[Collected data entries]

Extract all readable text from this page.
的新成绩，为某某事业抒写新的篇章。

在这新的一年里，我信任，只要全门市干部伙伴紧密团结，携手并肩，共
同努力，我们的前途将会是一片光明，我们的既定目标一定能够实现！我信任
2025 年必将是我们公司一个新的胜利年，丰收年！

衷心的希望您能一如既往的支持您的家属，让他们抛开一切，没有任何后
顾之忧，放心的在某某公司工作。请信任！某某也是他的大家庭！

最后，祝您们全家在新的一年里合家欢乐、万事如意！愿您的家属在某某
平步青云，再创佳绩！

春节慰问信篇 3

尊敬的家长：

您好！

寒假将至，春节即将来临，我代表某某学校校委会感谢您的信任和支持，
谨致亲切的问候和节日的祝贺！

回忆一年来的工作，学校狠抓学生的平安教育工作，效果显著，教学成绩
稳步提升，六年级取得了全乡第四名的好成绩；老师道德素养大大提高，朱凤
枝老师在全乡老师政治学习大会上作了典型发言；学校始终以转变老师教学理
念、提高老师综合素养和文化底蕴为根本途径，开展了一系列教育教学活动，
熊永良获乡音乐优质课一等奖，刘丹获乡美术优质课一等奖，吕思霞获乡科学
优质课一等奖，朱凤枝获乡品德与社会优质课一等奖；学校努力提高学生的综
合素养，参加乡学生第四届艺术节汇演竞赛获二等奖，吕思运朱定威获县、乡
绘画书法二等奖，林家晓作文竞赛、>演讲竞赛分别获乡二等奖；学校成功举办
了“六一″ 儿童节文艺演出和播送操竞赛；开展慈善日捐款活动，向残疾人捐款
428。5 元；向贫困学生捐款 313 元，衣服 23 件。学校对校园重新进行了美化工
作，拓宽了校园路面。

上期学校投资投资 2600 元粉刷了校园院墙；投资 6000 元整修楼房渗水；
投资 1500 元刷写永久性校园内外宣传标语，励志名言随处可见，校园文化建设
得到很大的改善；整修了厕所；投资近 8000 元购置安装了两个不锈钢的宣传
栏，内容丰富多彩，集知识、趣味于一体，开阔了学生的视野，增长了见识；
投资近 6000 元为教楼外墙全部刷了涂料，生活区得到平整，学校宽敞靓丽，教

-- TO DO --
Extract all the entries word for word.

-- FINAL RESULT --
Extract all readable text from this page.
的新成绩，为某某事业抒写新的篇章。

在这新的一年里，我信任，只要全门市干部伙伴紧密团结，携手并肩，共
同努力，我们的前途将会是一片光明，我们的既定目标一定能够实现！我信任
2025 年必将是我们公司一个新的胜利年，丰收年！

衷心的希望您能一如既往的支持您的家属，让他们抛开一切，没有任何后
顾之忧，放心的在某某公司工作。请信任！某某也是他的大家庭！

最后，祝您们全家在新的一年里合家欢乐、万事如意！愿您的家属在某某
平步青云，再创佳绩！

春节慰问信篇 3

尊敬的家长：

您好！

寒假将至，春节即将来临，我代表某某学校校委会感谢您的信任和支持，
谨致亲切的问候和节日的祝贺！

回忆一年来的工作，学校狠抓学生的平安教育工作，效果显著，教学成绩
稳步提升，六年级取得了全乡第四名的好成绩；老师道德素养大大提高，朱凤
枝老师在全乡老师政治学习大会上作了典型发言；学校始终以转变老师教学理
念、提高老师综合素养和文化底蕴为根本途径，开展了一系列教育教学活动，
熊永良获乡音乐优质课一等奖，刘丹获乡美术优质课一等奖，吕思霞获乡科学
优质课一等奖，朱凤枝获乡品德与社会优质课一等奖；学校努力提高学生的综
合素养，参加乡学生第四届艺术节汇演竞赛获二等奖，吕思运朱定威获县、乡
绘画书法二等奖，林家晓作文竞赛、>演讲竞赛分别获乡二等奖；学校成功举办
了“六一″ 儿童节文艺演出和播送操竞赛；开展慈善日捐款活动，向残疾人捐款
428。5 元；向贫困学生捐款 313 元，衣服 23 件。学校对校园重新进行了美化工
作，拓宽了校园路面。

上期学校投资投资 2600 元粉刷了校园院墙；投资 6000 元整修楼房渗水；
投资 1500 元刷写永久性校园内外宣传标语，励志名言随处可见，校园文化建设
得到很大的改善；整修了厕所；投资近 8000 元购置安装了两个不锈钢的宣传
栏，内容丰富多彩，集知识、趣味于一体，开阔了学生的视野，增长了见识；
投资近 6000 元为教楼外墙全部刷了涂料，生活区得到平整，学校宽敞靓丽，教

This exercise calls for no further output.